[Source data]

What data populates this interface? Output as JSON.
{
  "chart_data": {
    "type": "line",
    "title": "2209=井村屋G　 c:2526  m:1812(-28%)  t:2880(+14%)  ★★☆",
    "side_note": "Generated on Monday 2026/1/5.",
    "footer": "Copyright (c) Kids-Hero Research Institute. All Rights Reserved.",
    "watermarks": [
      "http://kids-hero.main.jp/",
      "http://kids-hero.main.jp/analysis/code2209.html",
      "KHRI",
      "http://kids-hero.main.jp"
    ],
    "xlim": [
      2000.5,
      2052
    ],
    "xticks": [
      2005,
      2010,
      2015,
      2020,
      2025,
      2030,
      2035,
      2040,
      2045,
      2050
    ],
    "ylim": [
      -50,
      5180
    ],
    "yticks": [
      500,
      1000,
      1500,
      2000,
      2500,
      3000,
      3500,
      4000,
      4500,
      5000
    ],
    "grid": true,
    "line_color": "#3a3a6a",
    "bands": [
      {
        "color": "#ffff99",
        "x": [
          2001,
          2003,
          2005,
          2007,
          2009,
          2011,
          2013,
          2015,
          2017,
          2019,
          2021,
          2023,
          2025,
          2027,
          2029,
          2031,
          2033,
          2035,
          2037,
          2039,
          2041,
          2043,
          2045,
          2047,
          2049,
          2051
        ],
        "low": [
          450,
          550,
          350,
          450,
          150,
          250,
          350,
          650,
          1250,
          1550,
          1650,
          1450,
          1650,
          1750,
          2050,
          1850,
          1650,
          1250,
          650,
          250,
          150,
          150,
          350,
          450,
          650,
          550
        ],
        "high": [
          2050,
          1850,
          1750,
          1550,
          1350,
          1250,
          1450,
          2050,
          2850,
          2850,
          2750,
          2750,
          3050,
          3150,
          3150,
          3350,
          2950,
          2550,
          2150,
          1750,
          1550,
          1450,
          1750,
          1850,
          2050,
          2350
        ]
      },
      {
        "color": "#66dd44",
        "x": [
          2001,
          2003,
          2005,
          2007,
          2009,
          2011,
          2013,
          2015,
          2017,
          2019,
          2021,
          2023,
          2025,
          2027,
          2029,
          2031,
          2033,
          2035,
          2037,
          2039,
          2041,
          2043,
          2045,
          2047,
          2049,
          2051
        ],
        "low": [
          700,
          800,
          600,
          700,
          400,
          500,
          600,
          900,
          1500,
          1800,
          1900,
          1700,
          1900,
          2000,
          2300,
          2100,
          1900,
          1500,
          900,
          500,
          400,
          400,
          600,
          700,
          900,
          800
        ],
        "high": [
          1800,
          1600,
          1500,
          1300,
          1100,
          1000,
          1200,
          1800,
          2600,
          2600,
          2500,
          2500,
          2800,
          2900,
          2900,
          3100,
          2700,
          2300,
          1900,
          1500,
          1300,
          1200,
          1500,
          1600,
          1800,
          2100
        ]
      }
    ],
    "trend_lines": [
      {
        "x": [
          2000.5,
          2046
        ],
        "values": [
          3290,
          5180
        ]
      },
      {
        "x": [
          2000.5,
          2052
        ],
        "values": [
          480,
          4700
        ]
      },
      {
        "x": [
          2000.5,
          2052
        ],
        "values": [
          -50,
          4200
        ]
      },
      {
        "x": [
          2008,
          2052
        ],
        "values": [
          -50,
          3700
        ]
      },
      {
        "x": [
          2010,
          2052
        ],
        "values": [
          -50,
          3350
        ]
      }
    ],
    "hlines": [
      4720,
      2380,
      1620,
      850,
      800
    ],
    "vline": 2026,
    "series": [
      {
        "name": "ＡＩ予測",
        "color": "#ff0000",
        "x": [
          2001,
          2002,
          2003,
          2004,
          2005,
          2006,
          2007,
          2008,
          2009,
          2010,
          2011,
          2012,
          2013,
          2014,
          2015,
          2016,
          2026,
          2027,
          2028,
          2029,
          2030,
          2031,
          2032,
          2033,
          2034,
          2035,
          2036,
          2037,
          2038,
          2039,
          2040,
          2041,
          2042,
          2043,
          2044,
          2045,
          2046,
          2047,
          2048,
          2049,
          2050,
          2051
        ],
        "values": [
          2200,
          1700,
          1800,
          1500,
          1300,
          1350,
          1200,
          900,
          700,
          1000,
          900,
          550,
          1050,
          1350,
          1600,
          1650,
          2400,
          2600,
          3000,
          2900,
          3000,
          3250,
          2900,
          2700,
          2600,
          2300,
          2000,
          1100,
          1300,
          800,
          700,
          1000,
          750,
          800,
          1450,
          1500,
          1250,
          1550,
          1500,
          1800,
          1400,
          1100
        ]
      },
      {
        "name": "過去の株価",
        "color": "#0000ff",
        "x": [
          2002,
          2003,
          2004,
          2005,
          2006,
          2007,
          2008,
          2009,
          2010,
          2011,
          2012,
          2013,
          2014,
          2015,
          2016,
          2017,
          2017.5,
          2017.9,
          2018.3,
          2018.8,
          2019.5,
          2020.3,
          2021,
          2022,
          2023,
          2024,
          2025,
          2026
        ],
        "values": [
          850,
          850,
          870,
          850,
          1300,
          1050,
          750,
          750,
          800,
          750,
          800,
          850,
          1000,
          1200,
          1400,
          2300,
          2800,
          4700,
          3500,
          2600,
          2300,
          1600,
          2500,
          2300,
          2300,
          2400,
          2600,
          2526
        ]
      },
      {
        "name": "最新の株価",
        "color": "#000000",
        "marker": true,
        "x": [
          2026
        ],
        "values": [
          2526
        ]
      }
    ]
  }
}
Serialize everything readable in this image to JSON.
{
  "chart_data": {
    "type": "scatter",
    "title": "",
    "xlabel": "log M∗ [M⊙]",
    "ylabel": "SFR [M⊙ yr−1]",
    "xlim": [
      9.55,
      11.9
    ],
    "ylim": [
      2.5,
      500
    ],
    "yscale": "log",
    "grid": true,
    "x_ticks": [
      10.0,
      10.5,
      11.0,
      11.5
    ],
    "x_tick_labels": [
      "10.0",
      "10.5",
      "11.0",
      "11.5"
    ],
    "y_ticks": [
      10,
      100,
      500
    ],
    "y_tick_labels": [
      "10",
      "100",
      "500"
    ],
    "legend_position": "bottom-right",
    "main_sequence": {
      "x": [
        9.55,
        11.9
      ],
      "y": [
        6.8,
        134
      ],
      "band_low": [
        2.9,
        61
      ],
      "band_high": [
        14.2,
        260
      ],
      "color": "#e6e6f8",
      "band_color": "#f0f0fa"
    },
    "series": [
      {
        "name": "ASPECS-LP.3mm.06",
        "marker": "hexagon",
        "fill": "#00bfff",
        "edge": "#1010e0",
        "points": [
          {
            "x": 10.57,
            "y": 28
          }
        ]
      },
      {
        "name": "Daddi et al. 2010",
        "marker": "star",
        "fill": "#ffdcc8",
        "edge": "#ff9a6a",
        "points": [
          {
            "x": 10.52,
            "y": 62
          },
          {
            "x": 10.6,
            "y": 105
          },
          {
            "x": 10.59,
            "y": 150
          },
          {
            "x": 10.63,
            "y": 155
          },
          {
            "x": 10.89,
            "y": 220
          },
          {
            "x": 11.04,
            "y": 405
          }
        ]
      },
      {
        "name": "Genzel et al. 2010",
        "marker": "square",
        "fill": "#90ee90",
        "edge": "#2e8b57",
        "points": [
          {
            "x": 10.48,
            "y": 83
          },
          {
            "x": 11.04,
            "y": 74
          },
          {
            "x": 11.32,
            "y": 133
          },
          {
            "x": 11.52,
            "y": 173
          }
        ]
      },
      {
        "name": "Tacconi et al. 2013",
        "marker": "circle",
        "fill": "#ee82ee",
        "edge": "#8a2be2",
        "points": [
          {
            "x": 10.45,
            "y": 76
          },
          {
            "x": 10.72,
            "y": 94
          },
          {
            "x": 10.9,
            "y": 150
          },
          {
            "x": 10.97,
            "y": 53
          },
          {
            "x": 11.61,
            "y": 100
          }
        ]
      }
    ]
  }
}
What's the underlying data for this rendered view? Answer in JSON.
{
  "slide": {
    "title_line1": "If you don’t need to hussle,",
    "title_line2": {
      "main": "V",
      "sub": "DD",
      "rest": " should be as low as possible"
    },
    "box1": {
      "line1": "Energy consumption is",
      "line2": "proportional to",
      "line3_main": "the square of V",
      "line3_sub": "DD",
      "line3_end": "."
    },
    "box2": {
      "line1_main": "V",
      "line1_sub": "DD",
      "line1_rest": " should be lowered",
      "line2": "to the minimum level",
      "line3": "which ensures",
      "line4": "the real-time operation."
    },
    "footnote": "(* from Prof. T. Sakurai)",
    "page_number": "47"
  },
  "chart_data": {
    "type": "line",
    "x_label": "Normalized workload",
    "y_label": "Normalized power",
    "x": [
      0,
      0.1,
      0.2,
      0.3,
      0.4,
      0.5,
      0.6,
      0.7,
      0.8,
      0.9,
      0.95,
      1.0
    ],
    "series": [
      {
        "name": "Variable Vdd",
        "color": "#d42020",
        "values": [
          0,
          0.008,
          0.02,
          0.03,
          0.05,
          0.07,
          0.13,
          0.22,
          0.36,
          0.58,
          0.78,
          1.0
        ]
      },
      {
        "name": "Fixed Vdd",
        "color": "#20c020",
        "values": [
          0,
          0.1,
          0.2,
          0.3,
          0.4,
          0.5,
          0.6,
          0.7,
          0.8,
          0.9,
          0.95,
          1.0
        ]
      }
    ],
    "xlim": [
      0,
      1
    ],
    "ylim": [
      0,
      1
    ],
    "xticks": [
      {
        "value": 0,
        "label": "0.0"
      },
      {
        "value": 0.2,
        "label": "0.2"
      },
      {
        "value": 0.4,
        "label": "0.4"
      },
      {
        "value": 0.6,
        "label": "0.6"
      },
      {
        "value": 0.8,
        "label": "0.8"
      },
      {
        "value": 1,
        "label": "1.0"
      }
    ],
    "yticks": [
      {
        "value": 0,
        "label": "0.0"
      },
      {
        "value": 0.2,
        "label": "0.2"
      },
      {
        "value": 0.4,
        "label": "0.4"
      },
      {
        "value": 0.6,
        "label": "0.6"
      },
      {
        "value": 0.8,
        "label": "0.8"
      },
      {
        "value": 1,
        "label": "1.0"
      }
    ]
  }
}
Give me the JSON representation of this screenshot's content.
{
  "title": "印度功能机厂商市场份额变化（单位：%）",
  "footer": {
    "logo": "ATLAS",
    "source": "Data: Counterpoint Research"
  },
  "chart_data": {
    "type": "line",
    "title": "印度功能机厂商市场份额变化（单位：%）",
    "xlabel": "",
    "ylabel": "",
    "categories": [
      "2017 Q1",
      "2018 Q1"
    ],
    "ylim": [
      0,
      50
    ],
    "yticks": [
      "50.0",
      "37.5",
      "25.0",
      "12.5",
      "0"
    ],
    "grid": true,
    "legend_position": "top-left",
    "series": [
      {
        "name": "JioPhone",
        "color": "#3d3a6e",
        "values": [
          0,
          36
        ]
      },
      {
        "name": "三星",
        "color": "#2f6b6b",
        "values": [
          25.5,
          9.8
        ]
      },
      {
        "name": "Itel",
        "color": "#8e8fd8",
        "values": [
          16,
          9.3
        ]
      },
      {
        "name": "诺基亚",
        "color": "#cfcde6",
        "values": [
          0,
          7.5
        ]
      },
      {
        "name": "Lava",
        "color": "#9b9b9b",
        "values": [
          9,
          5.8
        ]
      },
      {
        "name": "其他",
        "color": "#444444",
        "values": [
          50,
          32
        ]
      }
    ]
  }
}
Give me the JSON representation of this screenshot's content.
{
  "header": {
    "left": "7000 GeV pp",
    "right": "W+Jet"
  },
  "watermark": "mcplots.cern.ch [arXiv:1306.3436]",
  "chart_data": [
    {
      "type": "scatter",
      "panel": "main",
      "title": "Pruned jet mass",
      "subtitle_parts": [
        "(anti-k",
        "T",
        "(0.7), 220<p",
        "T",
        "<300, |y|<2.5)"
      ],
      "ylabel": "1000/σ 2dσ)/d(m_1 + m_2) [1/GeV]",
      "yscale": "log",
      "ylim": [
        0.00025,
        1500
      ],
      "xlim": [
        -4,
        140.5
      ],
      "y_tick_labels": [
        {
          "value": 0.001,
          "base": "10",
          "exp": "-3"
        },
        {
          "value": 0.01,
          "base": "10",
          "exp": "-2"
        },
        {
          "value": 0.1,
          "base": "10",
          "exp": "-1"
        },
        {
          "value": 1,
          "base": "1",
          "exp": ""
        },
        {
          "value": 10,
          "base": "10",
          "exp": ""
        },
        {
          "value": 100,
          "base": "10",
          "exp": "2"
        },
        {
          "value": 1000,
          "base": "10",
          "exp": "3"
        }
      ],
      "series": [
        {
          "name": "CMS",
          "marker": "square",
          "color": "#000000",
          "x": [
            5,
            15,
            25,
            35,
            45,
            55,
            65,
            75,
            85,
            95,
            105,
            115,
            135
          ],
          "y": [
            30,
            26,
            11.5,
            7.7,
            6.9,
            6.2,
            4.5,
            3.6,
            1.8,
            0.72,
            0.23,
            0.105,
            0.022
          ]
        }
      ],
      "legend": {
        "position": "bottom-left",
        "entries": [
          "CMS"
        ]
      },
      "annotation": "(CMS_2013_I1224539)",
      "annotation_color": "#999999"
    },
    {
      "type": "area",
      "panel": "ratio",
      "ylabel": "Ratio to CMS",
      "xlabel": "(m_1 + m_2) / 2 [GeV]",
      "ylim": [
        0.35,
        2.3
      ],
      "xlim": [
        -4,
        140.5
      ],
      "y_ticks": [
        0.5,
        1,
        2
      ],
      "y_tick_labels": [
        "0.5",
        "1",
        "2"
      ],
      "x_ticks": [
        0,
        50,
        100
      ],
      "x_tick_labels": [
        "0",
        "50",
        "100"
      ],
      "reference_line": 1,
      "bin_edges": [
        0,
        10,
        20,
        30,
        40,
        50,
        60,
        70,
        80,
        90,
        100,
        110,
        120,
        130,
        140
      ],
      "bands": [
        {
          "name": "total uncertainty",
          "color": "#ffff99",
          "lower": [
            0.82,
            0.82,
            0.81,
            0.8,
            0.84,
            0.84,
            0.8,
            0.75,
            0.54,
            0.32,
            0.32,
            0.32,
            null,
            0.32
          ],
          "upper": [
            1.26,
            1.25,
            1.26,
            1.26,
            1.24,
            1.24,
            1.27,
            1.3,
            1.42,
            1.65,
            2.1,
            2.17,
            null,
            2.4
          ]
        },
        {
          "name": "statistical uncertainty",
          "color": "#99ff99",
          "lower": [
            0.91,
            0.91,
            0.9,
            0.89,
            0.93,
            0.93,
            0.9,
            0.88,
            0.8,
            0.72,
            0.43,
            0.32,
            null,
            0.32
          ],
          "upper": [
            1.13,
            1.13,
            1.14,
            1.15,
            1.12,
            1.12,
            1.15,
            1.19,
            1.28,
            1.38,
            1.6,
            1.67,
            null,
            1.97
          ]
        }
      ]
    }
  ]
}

Stated exercise:
Extract each line holding the word "http" from the records.

Answer to the task:
      "http://kids-hero.main.jp/",
      "http://kids-hero.main.jp/analysis/code2209.html",
      "http://kids-hero.main.jp"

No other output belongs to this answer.